* Problem to solve *
Copy out each line below that has the word "underlying" in it.

□ □ □ □ □

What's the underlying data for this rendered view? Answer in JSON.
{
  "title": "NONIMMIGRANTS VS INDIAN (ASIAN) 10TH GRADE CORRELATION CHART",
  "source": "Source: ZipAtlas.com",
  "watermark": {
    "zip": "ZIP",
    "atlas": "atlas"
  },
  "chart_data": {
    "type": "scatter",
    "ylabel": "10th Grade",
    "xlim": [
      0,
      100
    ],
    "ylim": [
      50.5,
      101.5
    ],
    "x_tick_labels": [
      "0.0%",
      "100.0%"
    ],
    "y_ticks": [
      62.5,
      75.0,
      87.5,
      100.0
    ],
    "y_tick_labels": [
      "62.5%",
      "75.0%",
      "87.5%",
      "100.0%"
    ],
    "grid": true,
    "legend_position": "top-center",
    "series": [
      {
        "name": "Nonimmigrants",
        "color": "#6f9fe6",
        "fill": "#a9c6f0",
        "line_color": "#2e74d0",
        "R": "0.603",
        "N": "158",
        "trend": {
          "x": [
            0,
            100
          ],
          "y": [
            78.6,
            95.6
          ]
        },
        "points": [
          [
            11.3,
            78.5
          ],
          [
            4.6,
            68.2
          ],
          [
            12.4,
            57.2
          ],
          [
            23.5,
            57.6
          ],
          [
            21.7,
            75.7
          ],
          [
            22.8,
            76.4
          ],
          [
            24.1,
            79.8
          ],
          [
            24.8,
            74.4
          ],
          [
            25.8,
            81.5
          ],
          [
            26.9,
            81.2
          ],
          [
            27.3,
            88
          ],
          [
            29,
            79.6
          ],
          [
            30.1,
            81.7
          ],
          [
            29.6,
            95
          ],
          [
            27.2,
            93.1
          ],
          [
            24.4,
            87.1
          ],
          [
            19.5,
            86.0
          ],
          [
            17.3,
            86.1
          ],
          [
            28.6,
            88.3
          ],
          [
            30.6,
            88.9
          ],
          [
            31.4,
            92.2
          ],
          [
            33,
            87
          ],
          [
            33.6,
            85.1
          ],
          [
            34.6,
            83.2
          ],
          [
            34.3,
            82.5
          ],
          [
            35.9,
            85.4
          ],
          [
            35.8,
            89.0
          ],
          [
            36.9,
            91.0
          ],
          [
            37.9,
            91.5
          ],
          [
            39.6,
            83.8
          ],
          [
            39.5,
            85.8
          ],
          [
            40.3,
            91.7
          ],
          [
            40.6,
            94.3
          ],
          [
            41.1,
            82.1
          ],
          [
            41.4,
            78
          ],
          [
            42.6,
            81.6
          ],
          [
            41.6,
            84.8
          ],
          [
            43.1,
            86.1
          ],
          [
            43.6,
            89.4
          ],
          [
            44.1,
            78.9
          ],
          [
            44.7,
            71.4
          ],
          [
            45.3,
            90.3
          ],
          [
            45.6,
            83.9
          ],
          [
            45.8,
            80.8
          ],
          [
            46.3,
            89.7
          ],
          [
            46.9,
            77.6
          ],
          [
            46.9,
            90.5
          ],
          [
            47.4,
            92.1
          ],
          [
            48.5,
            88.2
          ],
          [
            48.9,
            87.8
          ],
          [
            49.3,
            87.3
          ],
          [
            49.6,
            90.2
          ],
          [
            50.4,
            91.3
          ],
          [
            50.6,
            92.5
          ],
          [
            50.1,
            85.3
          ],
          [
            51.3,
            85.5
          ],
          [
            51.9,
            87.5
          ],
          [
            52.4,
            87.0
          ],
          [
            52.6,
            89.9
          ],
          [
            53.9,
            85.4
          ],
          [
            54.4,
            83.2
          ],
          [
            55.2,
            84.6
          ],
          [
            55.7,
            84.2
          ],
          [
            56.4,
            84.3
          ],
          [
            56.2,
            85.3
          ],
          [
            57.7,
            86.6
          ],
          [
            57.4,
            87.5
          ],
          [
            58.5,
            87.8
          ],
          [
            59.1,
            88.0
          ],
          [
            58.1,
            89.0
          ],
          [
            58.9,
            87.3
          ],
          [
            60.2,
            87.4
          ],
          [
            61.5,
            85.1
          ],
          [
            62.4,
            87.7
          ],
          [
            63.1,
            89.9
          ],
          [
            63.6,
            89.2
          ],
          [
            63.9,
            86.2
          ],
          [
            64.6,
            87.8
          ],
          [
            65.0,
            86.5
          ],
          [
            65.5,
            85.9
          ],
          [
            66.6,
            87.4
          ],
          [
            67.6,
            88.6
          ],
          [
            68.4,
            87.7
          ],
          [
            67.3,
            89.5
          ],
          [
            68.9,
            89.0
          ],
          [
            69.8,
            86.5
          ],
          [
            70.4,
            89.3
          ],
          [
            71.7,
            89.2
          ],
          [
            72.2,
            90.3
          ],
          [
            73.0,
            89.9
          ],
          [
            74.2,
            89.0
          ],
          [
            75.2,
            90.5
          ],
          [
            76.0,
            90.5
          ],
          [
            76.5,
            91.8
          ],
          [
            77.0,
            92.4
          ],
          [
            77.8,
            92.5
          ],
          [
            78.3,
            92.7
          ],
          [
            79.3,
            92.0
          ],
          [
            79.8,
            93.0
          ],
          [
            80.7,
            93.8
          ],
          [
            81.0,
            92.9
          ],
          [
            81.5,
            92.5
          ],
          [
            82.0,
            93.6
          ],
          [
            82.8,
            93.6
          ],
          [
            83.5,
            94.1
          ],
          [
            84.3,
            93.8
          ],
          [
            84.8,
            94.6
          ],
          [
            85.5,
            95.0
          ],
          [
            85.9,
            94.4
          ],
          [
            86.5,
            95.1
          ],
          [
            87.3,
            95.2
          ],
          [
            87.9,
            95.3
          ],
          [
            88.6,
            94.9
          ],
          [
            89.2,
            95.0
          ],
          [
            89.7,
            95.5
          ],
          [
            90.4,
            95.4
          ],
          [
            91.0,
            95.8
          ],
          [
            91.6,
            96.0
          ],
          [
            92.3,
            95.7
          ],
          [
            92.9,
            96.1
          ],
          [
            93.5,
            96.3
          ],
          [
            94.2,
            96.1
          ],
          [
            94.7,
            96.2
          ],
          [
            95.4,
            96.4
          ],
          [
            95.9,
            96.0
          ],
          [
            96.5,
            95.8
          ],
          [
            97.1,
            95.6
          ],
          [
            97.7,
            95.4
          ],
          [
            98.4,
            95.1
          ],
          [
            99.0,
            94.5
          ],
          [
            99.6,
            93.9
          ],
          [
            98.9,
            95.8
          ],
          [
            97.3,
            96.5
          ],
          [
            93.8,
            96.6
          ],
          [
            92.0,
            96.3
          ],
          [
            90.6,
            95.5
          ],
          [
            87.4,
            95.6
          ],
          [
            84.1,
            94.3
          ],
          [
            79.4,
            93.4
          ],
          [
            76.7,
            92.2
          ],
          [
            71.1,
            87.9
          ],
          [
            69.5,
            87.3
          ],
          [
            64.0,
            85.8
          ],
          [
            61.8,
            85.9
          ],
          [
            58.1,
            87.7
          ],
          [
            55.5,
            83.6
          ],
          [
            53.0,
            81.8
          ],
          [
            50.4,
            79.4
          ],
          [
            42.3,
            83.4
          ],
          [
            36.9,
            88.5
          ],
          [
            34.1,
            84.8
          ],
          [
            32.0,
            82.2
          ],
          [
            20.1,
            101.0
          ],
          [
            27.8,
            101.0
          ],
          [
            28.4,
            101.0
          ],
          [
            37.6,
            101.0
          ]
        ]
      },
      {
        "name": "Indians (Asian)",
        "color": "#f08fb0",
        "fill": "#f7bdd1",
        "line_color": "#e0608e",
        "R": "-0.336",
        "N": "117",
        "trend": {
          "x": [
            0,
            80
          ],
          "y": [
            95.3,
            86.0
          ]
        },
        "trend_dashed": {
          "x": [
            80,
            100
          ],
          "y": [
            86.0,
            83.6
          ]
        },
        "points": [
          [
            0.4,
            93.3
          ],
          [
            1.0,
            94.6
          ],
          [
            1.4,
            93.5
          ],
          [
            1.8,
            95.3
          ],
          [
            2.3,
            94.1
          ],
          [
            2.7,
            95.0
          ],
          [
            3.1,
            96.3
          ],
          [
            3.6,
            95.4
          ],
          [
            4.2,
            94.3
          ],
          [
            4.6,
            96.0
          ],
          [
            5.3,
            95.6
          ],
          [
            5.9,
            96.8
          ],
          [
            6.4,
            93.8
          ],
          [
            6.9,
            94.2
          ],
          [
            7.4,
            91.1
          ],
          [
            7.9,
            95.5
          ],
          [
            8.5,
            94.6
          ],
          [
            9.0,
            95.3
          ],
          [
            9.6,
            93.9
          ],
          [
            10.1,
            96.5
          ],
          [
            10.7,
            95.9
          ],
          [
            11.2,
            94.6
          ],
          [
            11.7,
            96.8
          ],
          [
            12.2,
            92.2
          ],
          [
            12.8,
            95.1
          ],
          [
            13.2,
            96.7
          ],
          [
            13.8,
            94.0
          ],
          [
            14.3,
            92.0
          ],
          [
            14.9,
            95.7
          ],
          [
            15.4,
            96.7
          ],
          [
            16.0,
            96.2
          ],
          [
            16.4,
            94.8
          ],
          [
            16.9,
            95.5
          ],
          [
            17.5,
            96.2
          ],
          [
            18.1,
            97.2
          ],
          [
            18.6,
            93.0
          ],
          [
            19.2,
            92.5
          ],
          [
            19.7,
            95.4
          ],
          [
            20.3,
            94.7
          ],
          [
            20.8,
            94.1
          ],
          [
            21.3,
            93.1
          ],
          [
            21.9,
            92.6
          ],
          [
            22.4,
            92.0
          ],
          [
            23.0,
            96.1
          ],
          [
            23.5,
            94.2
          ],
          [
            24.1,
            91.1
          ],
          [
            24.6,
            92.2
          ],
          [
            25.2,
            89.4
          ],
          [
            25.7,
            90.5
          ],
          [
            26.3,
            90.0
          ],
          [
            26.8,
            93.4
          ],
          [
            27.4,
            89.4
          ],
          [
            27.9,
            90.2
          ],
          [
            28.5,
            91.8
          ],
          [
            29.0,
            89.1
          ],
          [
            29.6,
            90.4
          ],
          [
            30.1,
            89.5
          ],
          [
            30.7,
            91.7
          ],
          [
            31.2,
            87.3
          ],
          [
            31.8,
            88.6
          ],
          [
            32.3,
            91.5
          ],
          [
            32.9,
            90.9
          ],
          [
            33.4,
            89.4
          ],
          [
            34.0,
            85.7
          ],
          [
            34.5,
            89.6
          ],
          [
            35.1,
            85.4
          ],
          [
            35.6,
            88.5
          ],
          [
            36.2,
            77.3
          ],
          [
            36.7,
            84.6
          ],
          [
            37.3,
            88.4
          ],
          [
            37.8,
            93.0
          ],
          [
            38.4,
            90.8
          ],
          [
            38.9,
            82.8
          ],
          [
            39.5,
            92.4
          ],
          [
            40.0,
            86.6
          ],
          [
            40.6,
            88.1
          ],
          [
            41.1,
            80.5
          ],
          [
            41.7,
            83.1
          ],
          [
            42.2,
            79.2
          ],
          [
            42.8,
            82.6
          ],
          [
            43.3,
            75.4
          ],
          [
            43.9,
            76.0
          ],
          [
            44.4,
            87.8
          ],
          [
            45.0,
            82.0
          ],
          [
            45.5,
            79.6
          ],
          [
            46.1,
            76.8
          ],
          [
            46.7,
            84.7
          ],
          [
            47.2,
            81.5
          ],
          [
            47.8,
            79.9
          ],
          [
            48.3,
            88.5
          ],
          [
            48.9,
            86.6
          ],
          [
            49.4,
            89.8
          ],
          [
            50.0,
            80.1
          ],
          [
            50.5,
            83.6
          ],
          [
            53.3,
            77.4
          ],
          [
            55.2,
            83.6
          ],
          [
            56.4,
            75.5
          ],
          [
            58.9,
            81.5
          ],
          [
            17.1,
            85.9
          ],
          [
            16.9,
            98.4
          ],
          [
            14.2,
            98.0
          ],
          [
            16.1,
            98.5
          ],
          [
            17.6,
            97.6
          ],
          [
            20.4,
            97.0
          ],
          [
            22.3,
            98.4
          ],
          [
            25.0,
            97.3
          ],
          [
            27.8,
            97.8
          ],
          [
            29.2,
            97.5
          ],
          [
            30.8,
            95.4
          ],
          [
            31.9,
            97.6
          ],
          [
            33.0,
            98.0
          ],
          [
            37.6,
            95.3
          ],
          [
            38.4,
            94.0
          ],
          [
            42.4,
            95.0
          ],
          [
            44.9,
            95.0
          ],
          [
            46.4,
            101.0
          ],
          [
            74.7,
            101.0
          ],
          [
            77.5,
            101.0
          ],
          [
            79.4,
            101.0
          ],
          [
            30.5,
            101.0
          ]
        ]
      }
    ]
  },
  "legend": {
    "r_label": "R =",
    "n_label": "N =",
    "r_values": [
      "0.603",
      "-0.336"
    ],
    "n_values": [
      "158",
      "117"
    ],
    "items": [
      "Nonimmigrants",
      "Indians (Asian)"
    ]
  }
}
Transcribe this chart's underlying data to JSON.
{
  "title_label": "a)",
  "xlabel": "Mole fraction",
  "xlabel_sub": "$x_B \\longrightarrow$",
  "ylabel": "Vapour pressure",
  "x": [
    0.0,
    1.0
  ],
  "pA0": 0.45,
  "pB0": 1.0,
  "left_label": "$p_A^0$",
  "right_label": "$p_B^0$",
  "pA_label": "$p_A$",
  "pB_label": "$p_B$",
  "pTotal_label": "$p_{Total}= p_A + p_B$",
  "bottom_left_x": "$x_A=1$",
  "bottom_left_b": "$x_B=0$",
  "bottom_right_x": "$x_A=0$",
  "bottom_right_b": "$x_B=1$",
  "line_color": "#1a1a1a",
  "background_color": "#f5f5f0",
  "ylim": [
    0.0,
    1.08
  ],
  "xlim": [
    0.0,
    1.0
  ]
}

□ □ □ □ □

* Solution to this problem *
What's the underlying data for this rendered view? Answer in JSON.
Transcribe this chart's underlying data to JSON.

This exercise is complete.